• _GOAL OF THE EXERCISE_: Show every line in the entries below where the word "prefs" appears.
═════ DATASET EXTRACT
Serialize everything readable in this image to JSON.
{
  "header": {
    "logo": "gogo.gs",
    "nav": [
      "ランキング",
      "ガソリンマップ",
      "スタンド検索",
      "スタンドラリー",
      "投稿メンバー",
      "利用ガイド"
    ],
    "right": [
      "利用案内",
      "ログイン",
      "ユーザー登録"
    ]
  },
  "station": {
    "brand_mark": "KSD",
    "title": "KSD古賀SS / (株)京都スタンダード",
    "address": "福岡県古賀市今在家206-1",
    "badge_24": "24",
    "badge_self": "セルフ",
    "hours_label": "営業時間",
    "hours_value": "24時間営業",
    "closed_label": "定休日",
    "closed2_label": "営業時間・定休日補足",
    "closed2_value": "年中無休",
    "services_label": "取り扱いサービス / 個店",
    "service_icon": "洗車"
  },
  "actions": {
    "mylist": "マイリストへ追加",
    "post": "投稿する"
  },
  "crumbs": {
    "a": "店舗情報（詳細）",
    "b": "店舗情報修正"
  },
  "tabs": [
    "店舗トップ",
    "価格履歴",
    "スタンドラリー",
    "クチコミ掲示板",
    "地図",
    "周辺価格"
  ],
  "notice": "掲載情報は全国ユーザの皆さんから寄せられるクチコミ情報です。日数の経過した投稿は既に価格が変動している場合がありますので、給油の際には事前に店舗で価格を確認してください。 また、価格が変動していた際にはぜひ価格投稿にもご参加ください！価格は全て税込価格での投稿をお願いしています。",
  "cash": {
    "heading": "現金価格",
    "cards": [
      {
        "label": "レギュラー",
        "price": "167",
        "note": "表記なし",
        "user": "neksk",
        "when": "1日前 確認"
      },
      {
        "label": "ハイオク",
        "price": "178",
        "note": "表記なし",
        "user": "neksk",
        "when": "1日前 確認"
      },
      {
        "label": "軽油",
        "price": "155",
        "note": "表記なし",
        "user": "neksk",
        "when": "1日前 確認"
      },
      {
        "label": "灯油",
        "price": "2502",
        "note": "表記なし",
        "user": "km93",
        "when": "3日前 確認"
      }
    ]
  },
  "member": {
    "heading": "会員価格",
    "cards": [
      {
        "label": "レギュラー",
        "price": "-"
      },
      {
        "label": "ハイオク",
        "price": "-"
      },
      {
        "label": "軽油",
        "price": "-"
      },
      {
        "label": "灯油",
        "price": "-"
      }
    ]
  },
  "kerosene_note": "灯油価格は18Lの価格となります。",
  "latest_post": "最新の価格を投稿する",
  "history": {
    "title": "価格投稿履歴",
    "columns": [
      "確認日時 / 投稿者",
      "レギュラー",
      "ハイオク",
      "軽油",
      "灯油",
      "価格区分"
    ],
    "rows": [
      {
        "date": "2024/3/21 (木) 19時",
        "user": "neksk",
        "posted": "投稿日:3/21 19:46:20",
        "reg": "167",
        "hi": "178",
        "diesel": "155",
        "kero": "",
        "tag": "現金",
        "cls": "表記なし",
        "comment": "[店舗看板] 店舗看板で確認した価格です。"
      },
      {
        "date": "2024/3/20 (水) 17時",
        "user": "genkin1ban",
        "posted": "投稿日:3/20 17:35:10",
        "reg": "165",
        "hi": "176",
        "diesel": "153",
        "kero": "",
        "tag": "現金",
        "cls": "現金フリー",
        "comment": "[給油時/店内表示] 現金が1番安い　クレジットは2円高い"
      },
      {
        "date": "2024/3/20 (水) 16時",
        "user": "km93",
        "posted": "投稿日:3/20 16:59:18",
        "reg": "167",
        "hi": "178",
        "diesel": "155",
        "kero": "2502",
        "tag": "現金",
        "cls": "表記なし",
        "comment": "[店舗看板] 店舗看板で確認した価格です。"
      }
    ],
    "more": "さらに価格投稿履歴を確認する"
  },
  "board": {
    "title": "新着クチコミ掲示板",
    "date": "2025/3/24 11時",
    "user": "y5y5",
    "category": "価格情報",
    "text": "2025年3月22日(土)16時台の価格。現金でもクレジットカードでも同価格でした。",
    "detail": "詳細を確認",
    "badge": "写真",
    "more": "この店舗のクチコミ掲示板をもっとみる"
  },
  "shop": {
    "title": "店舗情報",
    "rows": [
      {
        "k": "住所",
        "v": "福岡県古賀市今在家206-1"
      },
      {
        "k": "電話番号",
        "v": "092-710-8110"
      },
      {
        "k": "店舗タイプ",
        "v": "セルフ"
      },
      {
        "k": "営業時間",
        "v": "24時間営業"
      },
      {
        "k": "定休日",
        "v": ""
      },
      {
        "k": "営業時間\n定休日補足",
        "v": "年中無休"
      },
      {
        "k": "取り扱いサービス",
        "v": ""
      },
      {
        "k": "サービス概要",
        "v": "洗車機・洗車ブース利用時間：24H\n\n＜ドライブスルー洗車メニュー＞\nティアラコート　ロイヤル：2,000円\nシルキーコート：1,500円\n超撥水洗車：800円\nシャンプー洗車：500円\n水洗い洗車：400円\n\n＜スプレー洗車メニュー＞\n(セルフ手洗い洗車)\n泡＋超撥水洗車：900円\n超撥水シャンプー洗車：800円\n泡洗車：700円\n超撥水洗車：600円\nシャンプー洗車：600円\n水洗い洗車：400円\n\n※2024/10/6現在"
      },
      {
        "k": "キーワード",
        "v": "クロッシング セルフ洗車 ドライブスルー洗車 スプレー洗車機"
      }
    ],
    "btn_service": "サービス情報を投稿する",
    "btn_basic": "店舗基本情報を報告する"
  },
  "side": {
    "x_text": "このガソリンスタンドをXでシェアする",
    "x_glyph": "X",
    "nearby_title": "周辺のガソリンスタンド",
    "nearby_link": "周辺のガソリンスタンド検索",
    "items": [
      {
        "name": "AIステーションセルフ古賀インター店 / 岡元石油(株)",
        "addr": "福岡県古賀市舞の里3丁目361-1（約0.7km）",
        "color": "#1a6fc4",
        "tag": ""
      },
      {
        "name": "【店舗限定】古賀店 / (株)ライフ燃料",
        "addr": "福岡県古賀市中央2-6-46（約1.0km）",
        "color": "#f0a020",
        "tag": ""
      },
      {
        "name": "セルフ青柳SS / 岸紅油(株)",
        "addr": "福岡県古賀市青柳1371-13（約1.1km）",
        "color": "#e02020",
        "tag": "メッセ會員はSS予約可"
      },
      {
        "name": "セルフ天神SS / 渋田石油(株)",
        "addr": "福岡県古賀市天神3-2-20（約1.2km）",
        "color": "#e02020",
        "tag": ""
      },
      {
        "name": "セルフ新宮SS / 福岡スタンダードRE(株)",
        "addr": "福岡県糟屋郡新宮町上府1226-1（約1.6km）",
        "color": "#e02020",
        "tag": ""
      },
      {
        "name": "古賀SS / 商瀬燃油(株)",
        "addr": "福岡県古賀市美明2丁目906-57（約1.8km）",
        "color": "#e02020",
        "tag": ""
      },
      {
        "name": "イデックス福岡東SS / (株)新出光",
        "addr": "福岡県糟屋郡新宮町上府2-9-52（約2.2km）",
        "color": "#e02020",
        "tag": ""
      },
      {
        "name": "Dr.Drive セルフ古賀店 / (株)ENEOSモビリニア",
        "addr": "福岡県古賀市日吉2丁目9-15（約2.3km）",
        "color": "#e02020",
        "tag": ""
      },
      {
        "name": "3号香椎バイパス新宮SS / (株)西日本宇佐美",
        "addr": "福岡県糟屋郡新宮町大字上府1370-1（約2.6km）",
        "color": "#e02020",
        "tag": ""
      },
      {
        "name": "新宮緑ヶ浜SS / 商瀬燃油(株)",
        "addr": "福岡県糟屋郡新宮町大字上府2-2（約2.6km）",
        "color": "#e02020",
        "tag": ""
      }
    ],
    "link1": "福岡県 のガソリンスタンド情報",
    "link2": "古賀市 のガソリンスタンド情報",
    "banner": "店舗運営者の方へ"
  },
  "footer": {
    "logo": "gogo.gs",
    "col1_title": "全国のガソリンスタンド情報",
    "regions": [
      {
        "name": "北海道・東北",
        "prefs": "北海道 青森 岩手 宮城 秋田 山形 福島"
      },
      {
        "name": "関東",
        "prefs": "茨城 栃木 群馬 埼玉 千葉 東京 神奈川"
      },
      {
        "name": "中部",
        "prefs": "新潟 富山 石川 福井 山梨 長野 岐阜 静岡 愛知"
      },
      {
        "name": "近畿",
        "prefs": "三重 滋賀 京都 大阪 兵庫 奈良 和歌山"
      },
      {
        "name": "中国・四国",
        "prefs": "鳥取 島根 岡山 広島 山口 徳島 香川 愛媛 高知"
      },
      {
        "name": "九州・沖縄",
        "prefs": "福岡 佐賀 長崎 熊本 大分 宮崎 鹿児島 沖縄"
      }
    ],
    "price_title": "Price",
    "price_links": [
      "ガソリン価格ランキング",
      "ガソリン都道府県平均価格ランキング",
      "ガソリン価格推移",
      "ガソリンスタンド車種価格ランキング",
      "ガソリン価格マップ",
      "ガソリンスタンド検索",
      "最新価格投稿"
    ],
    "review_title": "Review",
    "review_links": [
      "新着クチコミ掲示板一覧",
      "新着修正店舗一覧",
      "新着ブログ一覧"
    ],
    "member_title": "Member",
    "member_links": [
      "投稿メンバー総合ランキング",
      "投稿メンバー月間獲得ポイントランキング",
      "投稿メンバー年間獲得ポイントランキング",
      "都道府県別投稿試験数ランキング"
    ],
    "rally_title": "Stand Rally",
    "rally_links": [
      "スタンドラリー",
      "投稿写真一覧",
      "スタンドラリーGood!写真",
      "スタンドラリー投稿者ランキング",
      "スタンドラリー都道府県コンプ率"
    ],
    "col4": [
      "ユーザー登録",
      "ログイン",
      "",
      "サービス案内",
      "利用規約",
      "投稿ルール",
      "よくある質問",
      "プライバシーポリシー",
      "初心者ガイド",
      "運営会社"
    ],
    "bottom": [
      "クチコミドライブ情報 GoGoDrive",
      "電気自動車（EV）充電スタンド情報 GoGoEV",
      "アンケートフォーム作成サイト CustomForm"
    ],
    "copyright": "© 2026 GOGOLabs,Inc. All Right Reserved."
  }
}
══════════
• _EXPECTED ANSWER_:
        "prefs": "北海道 青森 岩手 宮城 秋田 山形 福島"
        "prefs": "茨城 栃木 群馬 埼玉 千葉 東京 神奈川"
        "prefs": "新潟 富山 石川 福井 山梨 長野 岐阜 静岡 愛知"
        "prefs": "三重 滋賀 京都 大阪 兵庫 奈良 和歌山"
        "prefs": "鳥取 島根 岡山 広島 山口 徳島 香川 愛媛 高知"
        "prefs": "福岡 佐賀 長崎 熊本 大分 宮崎 鹿児島 沖縄"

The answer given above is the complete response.